◆ **Aim**: Retype all the records with nothing changed.
start
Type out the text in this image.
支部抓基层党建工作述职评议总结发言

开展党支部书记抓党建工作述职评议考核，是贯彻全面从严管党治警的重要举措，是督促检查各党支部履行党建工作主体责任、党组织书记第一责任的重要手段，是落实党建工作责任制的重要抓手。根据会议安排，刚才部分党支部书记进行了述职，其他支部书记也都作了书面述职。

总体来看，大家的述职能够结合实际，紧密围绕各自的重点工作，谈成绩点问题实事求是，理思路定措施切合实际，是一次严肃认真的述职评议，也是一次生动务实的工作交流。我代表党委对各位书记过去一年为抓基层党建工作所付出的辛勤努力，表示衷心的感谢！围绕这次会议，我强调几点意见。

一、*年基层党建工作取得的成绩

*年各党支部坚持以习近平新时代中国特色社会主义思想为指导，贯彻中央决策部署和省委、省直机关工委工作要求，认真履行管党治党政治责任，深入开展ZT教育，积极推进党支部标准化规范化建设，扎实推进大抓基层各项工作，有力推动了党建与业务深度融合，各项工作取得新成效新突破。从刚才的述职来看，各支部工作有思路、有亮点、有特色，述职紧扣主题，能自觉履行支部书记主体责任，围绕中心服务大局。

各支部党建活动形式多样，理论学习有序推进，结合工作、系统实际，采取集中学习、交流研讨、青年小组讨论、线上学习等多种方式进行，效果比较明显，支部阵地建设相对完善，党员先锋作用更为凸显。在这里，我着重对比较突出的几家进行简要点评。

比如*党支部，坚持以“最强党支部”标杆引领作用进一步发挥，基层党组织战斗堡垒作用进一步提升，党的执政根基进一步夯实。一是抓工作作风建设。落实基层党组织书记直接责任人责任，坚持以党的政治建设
end
◆ **Solution to this problem**:
Type out the text in this image.
支部抓基层党建工作述职评议总结发言

开展党支部书记抓党建工作述职评议考核，是贯彻全面从严管党治警的重要举措，是督促检查各党支部履行党建工作主体责任、党组织书记第一责任的重要手段，是落实党建工作责任制的重要抓手。根据会议安排，刚才部分党支部书记进行了述职，其他支部书记也都作了书面述职。

总体来看，大家的述职能够结合实际，紧密围绕各自的重点工作，谈成绩点问题实事求是，理思路定措施切合实际，是一次严肃认真的述职评议，也是一次生动务实的工作交流。我代表党委对各位书记过去一年为抓基层党建工作所付出的辛勤努力，表示衷心的感谢！围绕这次会议，我强调几点意见。

一、*年基层党建工作取得的成绩

*年各党支部坚持以习近平新时代中国特色社会主义思想为指导，贯彻中央决策部署和省委、省直机关工委工作要求，认真履行管党治党政治责任，深入开展ZT教育，积极推进党支部标准化规范化建设，扎实推进大抓基层各项工作，有力推动了党建与业务深度融合，各项工作取得新成效新突破。从刚才的述职来看，各支部工作有思路、有亮点、有特色，述职紧扣主题，能自觉履行支部书记主体责任，围绕中心服务大局。

各支部党建活动形式多样，理论学习有序推进，结合工作、系统实际，采取集中学习、交流研讨、青年小组讨论、线上学习等多种方式进行，效果比较明显，支部阵地建设相对完善，党员先锋作用更为凸显。在这里，我着重对比较突出的几家进行简要点评。

比如*党支部，坚持以“最强党支部”标杆引领作用进一步发挥，基层党组织战斗堡垒作用进一步提升，党的执政根基进一步夯实。一是抓工作作风建设。落实基层党组织书记直接责任人责任，坚持以党的政治建设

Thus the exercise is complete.